◆ **Dataset entries**
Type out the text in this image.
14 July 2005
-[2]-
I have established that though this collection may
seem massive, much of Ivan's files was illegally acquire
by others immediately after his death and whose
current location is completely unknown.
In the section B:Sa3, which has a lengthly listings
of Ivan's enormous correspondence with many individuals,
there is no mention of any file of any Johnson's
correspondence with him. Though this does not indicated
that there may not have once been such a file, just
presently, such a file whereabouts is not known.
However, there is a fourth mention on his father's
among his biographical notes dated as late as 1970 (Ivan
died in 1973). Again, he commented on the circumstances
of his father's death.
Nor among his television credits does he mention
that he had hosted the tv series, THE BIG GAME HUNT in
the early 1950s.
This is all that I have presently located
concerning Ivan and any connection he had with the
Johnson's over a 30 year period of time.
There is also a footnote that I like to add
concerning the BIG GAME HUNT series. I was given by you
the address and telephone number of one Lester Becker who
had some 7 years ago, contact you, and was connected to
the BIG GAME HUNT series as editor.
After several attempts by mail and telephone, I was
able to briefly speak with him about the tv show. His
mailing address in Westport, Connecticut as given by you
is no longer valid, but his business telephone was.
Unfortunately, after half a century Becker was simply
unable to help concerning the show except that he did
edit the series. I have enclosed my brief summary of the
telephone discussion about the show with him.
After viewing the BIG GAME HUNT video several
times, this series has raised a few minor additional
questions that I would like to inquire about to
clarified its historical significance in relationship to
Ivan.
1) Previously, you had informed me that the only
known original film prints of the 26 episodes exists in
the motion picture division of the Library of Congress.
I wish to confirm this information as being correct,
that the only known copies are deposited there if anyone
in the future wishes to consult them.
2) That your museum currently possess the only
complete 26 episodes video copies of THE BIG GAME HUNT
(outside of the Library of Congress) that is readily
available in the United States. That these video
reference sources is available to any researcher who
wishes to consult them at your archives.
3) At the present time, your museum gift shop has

◆ **What this task involves**
In full and verbatim, repeat the records given above.

◆ **The response**
Type out the text in this image.
14 July 2005
-[2]-
I have established that though this collection may
seem massive, much of Ivan's files was illegally acquire
by others immediately after his death and whose
current location is completely unknown.
In the section B:Sa3, which has a lengthly listings
of Ivan's enormous correspondence with many individuals,
there is no mention of any file of any Johnson's
correspondence with him. Though this does not indicated
that there may not have once been such a file, just
presently, such a file whereabouts is not known.
However, there is a fourth mention on his father's
among his biographical notes dated as late as 1970 (Ivan
died in 1973). Again, he commented on the circumstances
of his father's death.
Nor among his television credits does he mention
that he had hosted the tv series, THE BIG GAME HUNT in
the early 1950s.
This is all that I have presently located
concerning Ivan and any connection he had with the
Johnson's over a 30 year period of time.
There is also a footnote that I like to add
concerning the BIG GAME HUNT series. I was given by you
the address and telephone number of one Lester Becker who
had some 7 years ago, contact you, and was connected to
the BIG GAME HUNT series as editor.
After several attempts by mail and telephone, I was
able to briefly speak with him about the tv show. His
mailing address in Westport, Connecticut as given by you
is no longer valid, but his business telephone was.
Unfortunately, after half a century Becker was simply
unable to help concerning the show except that he did
edit the series. I have enclosed my brief summary of the
telephone discussion about the show with him.
After viewing the BIG GAME HUNT video several
times, this series has raised a few minor additional
questions that I would like to inquire about to
clarified its historical significance in relationship to
Ivan.
1) Previously, you had informed me that the only
known original film prints of the 26 episodes exists in
the motion picture division of the Library of Congress.
I wish to confirm this information as being correct,
that the only known copies are deposited there if anyone
in the future wishes to consult them.
2) That your museum currently possess the only
complete 26 episodes video copies of THE BIG GAME HUNT
(outside of the Library of Congress) that is readily
available in the United States. That these video
reference sources is available to any researcher who
wishes to consult them at your archives.
3) At the present time, your museum gift shop has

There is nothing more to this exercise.